OBJETIVO DECLARADO 1:
Imprima sem nenhuma alteração as linhas dos registros, do início dos registros até a linha que contém "category-label-background [44, 767, 210, 792]", incluindo as duas extremidades.

TRECHO DO TEXTO:
══════════

Para o líder do PDT, embora tenha o mérito de aliviar a fome, o programa Bolsa Família ainda não fez as pessoas superarem a pobreza.
- Elas voltarão à pobreza, por exemplo, se a inflação continuar, e tudo indica que a inflação vai corroer as transferências de renda - afirmou.
A inflação, para Cristovam, é um grande problema que pode impedir a superação da pobreza. Ele afirmou que, se a inflação voltar a uma taxa de, por exemplo, 8% ao ano, em apenas quatro anos se perderão quase 50% do valor da transferência de renda do Bolsa Família.
Outra questão levantada pelo senador é a necessidade de medidas estruturais para alcançar de fato a superação da miséria.
- Mesmo com a renda beneficiada pela Bolsa Família, elas permanecem na mesma situação social, porque a situação social não é definida só por um aumento da renda, nem mesmo se fosse um aumento substancial. A posição social depende das condições de habitação, depende das condições de segurança, depende, fundamentalmente, da saúde e da escola onde essa pessoa está - observou.
Cristovam disse que, ao falar sobre superação da miséria, Dilma pode ter criado uma "grave ilusão". Para o senador, em vez de superação da miséria, há no país uma “miséria da superação”.

══════════

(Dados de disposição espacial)
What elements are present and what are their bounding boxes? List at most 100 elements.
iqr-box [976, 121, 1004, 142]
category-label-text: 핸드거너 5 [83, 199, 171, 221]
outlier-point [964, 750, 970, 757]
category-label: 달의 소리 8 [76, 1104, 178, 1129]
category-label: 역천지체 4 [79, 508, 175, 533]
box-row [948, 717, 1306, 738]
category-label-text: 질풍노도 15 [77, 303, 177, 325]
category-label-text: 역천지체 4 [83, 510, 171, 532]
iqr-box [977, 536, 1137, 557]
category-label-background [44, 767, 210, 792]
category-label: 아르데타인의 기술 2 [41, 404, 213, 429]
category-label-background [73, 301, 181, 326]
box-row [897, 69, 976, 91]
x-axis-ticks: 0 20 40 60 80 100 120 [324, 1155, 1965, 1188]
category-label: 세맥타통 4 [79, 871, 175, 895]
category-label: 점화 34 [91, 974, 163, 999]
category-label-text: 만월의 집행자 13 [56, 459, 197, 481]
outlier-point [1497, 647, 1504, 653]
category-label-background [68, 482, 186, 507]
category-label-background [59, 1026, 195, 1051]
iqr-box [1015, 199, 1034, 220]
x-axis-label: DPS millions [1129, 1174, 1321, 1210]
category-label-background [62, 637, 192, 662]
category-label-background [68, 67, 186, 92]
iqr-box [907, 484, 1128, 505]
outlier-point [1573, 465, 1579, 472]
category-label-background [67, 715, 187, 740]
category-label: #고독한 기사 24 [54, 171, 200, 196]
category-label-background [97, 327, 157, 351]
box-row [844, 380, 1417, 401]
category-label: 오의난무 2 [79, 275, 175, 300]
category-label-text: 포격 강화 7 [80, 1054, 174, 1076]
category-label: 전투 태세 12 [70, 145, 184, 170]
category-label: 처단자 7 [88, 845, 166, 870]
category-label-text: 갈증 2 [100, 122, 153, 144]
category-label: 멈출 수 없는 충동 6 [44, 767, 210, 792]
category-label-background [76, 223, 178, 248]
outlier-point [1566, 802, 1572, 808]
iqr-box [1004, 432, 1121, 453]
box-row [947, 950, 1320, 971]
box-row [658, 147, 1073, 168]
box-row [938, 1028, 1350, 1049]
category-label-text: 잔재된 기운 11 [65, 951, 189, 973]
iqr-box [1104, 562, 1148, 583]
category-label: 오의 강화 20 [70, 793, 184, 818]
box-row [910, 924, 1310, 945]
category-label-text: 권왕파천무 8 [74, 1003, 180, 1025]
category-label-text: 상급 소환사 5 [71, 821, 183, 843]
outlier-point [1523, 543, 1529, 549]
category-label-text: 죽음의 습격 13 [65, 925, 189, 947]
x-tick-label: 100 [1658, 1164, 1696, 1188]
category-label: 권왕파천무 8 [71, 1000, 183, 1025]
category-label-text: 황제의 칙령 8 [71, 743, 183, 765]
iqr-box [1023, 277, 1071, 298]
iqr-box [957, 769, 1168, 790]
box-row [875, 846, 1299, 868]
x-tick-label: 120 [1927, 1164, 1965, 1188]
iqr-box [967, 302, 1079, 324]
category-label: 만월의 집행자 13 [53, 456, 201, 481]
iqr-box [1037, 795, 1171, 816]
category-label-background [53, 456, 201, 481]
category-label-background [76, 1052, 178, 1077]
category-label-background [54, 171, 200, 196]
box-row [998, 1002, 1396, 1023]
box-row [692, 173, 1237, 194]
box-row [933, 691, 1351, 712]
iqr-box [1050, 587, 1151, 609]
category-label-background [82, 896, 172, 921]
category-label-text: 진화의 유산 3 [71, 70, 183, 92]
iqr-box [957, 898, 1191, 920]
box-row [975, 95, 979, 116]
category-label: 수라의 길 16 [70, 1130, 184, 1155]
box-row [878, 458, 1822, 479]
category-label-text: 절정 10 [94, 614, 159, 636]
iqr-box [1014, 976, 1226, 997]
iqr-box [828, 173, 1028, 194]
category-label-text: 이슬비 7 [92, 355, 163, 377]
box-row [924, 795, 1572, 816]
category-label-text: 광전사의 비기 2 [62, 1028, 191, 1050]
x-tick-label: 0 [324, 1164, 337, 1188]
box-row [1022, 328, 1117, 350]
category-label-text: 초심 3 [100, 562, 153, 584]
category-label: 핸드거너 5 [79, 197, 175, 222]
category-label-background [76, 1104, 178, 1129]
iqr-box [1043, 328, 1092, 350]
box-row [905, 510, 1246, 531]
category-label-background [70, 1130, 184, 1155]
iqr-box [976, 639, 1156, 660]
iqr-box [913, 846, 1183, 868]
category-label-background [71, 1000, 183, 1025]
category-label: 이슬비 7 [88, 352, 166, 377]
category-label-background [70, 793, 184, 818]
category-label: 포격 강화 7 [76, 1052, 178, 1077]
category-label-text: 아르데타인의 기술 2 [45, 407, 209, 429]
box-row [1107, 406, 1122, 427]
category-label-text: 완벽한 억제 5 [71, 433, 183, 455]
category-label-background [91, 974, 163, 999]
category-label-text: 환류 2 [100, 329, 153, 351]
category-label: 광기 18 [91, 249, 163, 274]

══════════

OBJETIVO DECLARADO 2:
Apresente fielmente a passagem do trecho sobre o Bolsa Família que vai de "- Elas voltarão" até "superação da miséria.", inclusive.

RESPOSTA DA TAREFA 1:
What elements are present and what are their bounding boxes? List at most 100 elements.
iqr-box [976, 121, 1004, 142]
category-label-text: 핸드거너 5 [83, 199, 171, 221]
outlier-point [964, 750, 970, 757]
category-label: 달의 소리 8 [76, 1104, 178, 1129]
category-label: 역천지체 4 [79, 508, 175, 533]
box-row [948, 717, 1306, 738]
category-label-text: 질풍노도 15 [77, 303, 177, 325]
category-label-text: 역천지체 4 [83, 510, 171, 532]
iqr-box [977, 536, 1137, 557]
category-label-background [44, 767, 210, 792]

RESPOSTA DA TAREFA 2:
- Elas voltarão à pobreza, por exemplo, se a inflação continuar, e tudo indica que a inflação vai corroer as transferências de renda - afirmou.
A inflação, para Cristovam, é um grande problema que pode impedir a superação da pobreza. Ele afirmou que, se a inflação voltar a uma taxa de, por exemplo, 8% ao ano, em apenas quatro anos se perderão quase 50% do valor da transferência de renda do Bolsa Família.
Outra questão levantada pelo senador é a necessidade de medidas estruturais para alcançar de fato a superação da miséria.